• Task goal
Make an exact copy of the records, with the images left out.

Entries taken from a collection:
** begin **
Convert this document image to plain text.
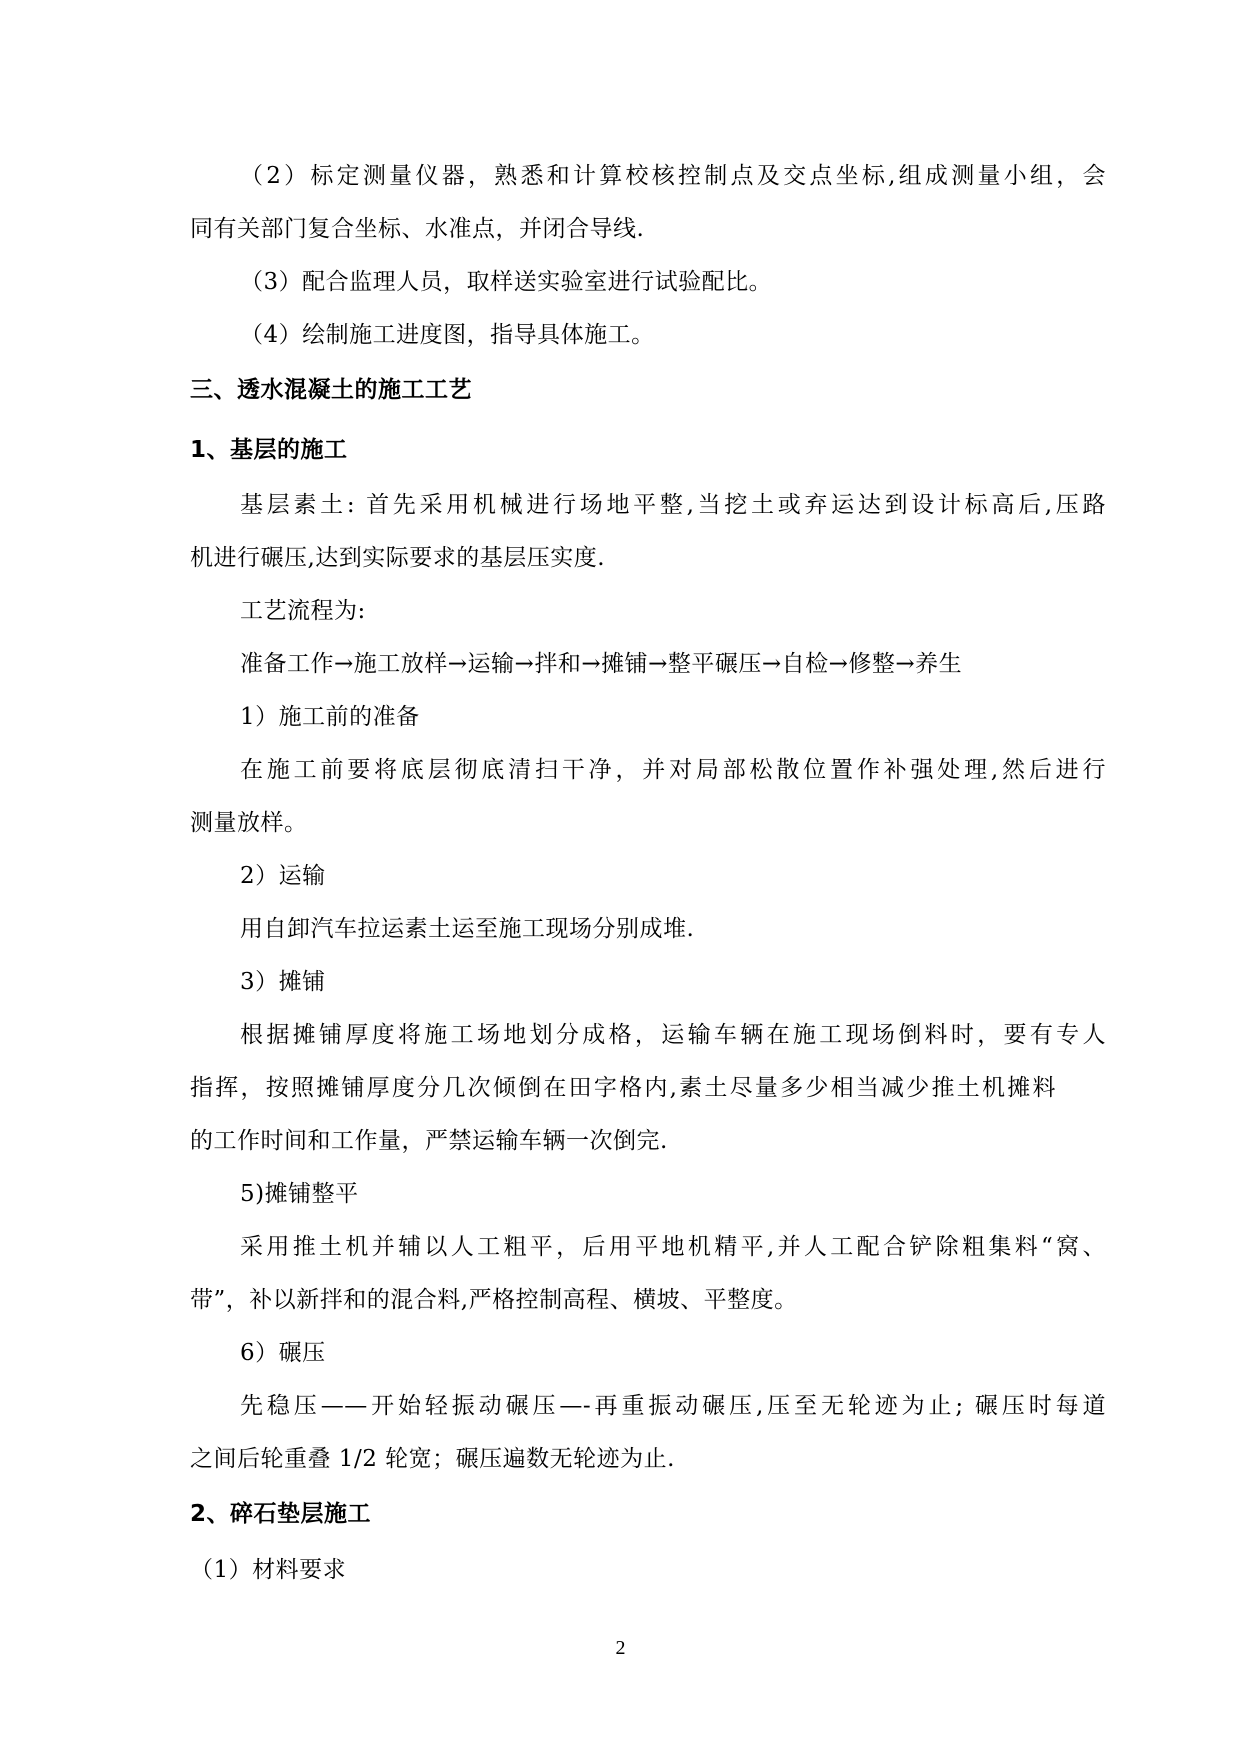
（2）标定测量仪器，熟悉和计算校核控制点及交点坐标,组成测量小组，会

同有关部门复合坐标、水准点，并闭合导线.

（3）配合监理人员，取样送实验室进行试验配比。

（4）绘制施工进度图，指导具体施工。

三、透水混凝土的施工工艺

1、基层的施工

基层素土: 首先采用机械进行场地平整,当挖土或弃运达到设计标高后,压路

机进行碾压,达到实际要求的基层压实度.

工艺流程为:

准备工作→施工放样→运输→拌和→摊铺→整平碾压→自检→修整→养生

1）施工前的准备

在施工前要将底层彻底清扫干净，并对局部松散位置作补强处理,然后进行

测量放样。

2）运输

用自卸汽车拉运素土运至施工现场分别成堆.

3）摊铺

根据摊铺厚度将施工场地划分成格，运输车辆在施工现场倒料时，要有专人

指挥，按照摊铺厚度分几次倾倒在田字格内,素土尽量多少相当减少推土机摊料

的工作时间和工作量，严禁运输车辆一次倒完.

5)摊铺整平

采用推土机并辅以人工粗平，后用平地机精平,并人工配合铲除粗集料“窝、

带”，补以新拌和的混合料,严格控制高程、横坡、平整度。

6）碾压

先稳压——开始轻振动碾压—-再重振动碾压,压至无轮迹为止; 碾压时每道

之间后轮重叠 1/2 轮宽；碾压遍数无轮迹为止.

2、碎石垫层施工

（1）材料要求

2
** end **
• Response
Convert this document image to plain text.
（2）标定测量仪器，熟悉和计算校核控制点及交点坐标,组成测量小组，会

同有关部门复合坐标、水准点，并闭合导线.

（3）配合监理人员，取样送实验室进行试验配比。

（4）绘制施工进度图，指导具体施工。

三、透水混凝土的施工工艺

1、基层的施工

基层素土: 首先采用机械进行场地平整,当挖土或弃运达到设计标高后,压路

机进行碾压,达到实际要求的基层压实度.

工艺流程为:

准备工作→施工放样→运输→拌和→摊铺→整平碾压→自检→修整→养生

1）施工前的准备

在施工前要将底层彻底清扫干净，并对局部松散位置作补强处理,然后进行

测量放样。

2）运输

用自卸汽车拉运素土运至施工现场分别成堆.

3）摊铺

根据摊铺厚度将施工场地划分成格，运输车辆在施工现场倒料时，要有专人

指挥，按照摊铺厚度分几次倾倒在田字格内,素土尽量多少相当减少推土机摊料

的工作时间和工作量，严禁运输车辆一次倒完.

5)摊铺整平

采用推土机并辅以人工粗平，后用平地机精平,并人工配合铲除粗集料“窝、

带”，补以新拌和的混合料,严格控制高程、横坡、平整度。

6）碾压

先稳压——开始轻振动碾压—-再重振动碾压,压至无轮迹为止; 碾压时每道

之间后轮重叠 1/2 轮宽；碾压遍数无轮迹为止.

2、碎石垫层施工

（1）材料要求

2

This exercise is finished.